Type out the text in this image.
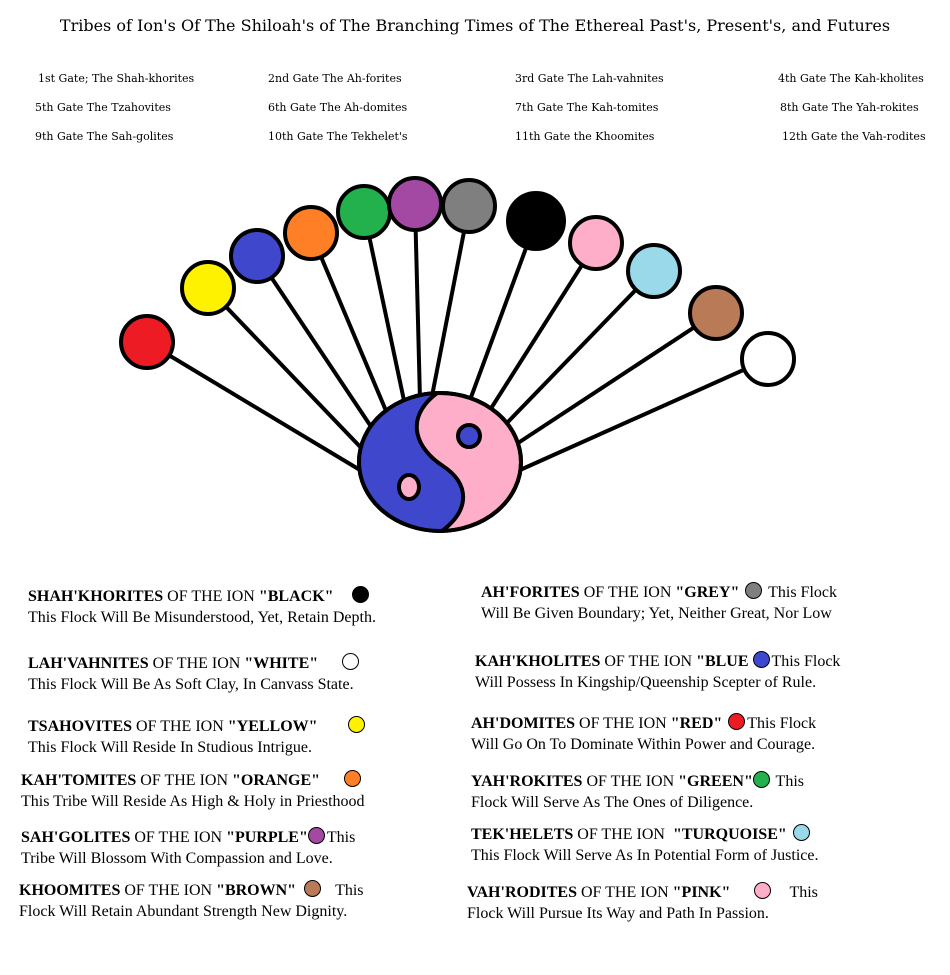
Tribes of Ion's Of The Shiloah's of The Branching Times of The Ethereal Past's, Present's, and Futures
1st Gate; The Shah-khorites	2nd Gate The Ah-forites	3rd Gate The Lah-vahnites	4th Gate The Kah-kholites
5th Gate The Tzahovites	6th Gate The Ah-domites	7th Gate The Kah-tomites	8th Gate The Yah-rokites
9th Gate The Sah-golites	10th Gate The Tekhelet's	11th Gate the Khoomites	12th Gate the Vah-rodites
SHAH'KHORITES OF THE ION "BLACK"
This Flock Will Be Misunderstood, Yet, Retain Depth.
LAH'VAHNITES OF THE ION "WHITE"
This Flock Will Be As Soft Clay, In Canvass State.
TSAHOVITES OF THE ION "YELLOW"
This Flock Will Reside In Studious Intrigue.
KAH'TOMITES OF THE ION "ORANGE"
This Tribe Will Reside As High & Holy in Priesthood
SAH'GOLITES OF THE ION "PURPLE" This
Tribe Will Blossom With Compassion and Love.
KHOOMITES OF THE ION "BROWN" This
Flock Will Retain Abundant Strength New Dignity.
AH'FORITES OF THE ION "GREY" This Flock
Will Be Given Boundary; Yet, Neither Great, Nor Low
KAH'KHOLITES OF THE ION "BLUE This Flock
Will Possess In Kingship/Queenship Scepter of Rule.
AH'DOMITES OF THE ION "RED" This Flock
Will Go On To Dominate Within Power and Courage.
YAH'ROKITES OF THE ION "GREEN" This
Flock Will Serve As The Ones of Diligence.
TEK'HELETS OF THE ION  "TURQUOISE"
This Flock Will Serve As In Potential Form of Justice.
VAH'RODITES OF THE ION "PINK"	This
Flock Will Pursue Its Way and Path In Passion.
· · · · · · ·
Problem to solve:
Your task is to set down the records shown above exactly, minus any pictures.

Final answer:
Type out the text in this image.
Tribes of Ion's Of The Shiloah's of The Branching Times of The Ethereal Past's, Present's, and Futures
1st Gate; The Shah-khorites	2nd Gate The Ah-forites	3rd Gate The Lah-vahnites	4th Gate The Kah-kholites
5th Gate The Tzahovites	6th Gate The Ah-domites	7th Gate The Kah-tomites	8th Gate The Yah-rokites
9th Gate The Sah-golites	10th Gate The Tekhelet's	11th Gate the Khoomites	12th Gate the Vah-rodites
SHAH'KHORITES OF THE ION "BLACK"
This Flock Will Be Misunderstood, Yet, Retain Depth.
LAH'VAHNITES OF THE ION "WHITE"
This Flock Will Be As Soft Clay, In Canvass State.
TSAHOVITES OF THE ION "YELLOW"
This Flock Will Reside In Studious Intrigue.
KAH'TOMITES OF THE ION "ORANGE"
This Tribe Will Reside As High & Holy in Priesthood
SAH'GOLITES OF THE ION "PURPLE" This
Tribe Will Blossom With Compassion and Love.
KHOOMITES OF THE ION "BROWN" This
Flock Will Retain Abundant Strength New Dignity.
AH'FORITES OF THE ION "GREY" This Flock
Will Be Given Boundary; Yet, Neither Great, Nor Low
KAH'KHOLITES OF THE ION "BLUE This Flock
Will Possess In Kingship/Queenship Scepter of Rule.
AH'DOMITES OF THE ION "RED" This Flock
Will Go On To Dominate Within Power and Courage.
YAH'ROKITES OF THE ION "GREEN" This
Flock Will Serve As The Ones of Diligence.
TEK'HELETS OF THE ION  "TURQUOISE"
This Flock Will Serve As In Potential Form of Justice.
VAH'RODITES OF THE ION "PINK"	This
Flock Will Pursue Its Way and Path In Passion.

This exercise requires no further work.